▶ _Data provided_:
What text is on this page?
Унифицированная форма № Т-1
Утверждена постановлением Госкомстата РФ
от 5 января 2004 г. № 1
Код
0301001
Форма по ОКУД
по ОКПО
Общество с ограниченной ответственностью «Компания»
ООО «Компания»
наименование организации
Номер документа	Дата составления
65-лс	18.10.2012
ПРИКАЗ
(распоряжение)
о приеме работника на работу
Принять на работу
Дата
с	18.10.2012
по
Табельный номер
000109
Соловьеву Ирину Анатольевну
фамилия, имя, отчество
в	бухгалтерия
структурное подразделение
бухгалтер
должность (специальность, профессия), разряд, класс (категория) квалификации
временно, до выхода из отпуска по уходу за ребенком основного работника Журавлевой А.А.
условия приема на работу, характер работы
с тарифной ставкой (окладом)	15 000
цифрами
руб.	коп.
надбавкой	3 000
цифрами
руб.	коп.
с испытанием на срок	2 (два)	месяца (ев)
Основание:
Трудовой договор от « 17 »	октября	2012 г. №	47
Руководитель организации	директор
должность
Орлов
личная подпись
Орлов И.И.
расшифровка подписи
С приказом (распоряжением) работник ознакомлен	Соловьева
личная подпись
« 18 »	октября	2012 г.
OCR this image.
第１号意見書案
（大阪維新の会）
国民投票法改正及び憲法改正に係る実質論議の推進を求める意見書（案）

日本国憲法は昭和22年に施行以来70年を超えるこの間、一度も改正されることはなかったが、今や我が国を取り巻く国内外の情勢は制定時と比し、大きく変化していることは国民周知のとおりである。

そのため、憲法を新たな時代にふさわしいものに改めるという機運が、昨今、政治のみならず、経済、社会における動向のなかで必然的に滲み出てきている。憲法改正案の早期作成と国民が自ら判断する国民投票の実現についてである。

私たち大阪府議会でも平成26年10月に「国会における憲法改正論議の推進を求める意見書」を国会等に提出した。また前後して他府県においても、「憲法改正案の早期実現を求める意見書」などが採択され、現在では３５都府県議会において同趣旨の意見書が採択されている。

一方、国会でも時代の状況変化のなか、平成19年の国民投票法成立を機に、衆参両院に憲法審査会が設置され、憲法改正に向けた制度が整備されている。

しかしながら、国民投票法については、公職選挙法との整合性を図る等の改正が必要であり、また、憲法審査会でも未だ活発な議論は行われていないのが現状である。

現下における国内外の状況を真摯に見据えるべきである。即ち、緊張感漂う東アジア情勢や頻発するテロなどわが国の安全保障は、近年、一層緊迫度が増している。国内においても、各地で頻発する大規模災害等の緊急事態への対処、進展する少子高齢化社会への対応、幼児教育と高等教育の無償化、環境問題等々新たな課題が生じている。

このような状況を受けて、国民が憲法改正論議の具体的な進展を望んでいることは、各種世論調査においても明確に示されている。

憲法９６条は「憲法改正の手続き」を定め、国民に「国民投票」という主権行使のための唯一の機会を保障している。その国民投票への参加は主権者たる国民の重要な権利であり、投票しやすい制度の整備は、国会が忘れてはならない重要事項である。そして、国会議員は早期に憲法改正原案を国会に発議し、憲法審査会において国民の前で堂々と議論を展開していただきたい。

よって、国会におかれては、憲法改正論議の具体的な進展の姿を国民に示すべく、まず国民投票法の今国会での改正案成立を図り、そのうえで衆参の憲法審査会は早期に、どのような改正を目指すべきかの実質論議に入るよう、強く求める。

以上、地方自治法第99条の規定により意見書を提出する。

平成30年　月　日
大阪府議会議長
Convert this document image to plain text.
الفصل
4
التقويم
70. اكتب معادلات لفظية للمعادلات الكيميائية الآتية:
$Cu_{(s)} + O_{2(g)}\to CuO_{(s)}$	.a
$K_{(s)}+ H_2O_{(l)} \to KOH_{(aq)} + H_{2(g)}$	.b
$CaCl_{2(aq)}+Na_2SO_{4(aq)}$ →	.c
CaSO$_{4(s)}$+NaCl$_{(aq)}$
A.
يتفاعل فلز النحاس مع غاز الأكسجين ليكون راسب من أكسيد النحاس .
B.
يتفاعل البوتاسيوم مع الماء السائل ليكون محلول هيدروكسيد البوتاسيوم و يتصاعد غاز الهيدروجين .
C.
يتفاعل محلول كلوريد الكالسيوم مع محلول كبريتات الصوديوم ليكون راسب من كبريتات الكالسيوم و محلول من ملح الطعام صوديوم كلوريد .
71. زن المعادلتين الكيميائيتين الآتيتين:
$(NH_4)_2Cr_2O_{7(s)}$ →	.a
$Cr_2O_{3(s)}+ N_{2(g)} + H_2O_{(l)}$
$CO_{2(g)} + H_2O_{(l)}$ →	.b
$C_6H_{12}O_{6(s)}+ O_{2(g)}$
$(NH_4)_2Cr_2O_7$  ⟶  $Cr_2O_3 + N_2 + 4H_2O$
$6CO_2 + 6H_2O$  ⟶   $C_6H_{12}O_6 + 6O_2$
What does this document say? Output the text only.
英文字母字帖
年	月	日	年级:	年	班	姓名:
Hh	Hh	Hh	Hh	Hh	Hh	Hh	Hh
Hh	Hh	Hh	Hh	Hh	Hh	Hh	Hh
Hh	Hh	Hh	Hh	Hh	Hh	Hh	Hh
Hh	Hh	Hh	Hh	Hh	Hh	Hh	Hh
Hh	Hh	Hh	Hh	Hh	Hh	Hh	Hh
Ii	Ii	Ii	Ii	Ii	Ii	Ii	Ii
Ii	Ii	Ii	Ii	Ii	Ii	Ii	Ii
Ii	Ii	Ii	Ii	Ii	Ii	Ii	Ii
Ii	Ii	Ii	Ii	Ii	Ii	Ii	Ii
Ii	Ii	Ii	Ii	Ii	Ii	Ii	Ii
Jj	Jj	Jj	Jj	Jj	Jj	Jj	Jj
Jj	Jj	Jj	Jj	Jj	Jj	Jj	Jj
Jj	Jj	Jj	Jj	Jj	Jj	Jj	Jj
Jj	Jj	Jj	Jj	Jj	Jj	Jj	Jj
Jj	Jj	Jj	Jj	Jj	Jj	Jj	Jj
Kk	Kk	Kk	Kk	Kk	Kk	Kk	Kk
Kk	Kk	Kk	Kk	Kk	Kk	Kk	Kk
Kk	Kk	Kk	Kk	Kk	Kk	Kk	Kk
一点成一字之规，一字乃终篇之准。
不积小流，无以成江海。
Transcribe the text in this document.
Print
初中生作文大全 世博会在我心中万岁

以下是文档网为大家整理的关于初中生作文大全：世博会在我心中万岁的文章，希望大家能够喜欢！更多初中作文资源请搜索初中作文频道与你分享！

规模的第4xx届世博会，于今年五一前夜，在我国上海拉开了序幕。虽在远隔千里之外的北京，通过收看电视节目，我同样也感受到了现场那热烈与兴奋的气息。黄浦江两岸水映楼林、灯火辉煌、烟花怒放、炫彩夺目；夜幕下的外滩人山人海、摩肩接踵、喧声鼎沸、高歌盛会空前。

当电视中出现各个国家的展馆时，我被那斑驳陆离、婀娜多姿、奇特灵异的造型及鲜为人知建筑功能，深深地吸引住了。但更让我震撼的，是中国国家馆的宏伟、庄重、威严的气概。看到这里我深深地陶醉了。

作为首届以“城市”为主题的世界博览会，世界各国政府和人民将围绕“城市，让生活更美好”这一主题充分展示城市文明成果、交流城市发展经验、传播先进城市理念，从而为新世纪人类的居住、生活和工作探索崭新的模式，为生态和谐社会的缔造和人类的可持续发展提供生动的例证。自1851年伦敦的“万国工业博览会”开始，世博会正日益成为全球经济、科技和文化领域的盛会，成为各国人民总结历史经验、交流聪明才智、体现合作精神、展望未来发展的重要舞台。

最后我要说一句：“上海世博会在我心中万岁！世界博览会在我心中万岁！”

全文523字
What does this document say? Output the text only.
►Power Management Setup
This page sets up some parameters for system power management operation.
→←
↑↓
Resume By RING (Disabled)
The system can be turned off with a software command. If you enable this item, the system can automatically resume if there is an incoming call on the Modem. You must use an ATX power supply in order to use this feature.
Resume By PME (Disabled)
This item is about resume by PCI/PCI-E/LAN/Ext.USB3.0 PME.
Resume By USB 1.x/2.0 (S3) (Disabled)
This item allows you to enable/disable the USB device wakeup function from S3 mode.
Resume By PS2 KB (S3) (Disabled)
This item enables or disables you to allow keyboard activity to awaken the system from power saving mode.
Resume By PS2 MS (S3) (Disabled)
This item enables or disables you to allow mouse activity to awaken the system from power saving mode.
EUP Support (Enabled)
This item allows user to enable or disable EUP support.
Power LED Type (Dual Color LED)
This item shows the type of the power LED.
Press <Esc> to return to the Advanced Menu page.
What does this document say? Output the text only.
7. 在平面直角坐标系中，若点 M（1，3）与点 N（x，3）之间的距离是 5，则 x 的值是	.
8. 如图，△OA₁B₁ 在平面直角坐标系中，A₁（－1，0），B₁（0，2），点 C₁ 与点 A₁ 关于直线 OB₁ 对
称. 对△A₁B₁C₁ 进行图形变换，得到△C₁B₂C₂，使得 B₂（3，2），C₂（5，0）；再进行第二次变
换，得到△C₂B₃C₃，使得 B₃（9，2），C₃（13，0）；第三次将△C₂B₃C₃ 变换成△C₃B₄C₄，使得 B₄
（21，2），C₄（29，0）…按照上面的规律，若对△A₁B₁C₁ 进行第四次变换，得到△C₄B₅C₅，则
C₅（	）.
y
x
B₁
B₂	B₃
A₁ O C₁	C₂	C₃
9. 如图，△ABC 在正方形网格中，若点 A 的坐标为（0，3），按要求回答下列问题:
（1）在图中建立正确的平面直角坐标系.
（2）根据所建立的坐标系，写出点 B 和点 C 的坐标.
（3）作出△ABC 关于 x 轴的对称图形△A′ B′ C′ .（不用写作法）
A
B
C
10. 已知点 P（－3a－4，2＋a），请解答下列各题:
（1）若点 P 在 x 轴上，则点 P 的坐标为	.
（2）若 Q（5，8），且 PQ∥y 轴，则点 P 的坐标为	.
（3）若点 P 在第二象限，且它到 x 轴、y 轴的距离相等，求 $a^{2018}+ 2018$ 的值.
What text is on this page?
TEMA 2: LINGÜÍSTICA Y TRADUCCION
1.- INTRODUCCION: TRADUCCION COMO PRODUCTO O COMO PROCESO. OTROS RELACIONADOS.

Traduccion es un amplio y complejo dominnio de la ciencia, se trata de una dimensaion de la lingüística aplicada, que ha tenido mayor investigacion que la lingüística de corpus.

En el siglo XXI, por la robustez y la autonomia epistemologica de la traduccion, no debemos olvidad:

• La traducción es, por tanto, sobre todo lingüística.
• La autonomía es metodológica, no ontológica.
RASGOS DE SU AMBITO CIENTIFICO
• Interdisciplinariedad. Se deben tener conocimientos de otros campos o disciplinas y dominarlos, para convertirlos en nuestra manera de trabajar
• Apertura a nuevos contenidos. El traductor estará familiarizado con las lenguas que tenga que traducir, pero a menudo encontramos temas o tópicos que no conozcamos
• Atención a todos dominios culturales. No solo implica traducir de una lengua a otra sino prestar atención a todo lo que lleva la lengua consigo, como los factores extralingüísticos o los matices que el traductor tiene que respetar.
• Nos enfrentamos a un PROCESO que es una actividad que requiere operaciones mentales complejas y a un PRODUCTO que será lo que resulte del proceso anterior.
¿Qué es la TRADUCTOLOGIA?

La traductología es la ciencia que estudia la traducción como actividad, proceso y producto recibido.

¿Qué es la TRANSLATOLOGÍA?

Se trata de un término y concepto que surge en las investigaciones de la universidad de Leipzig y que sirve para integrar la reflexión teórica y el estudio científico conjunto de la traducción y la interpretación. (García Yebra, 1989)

▶ _Written request_:
Find the number of lines in which the word "enables" occurs, and write nothing but that number.

▶ _Expected answer_:
2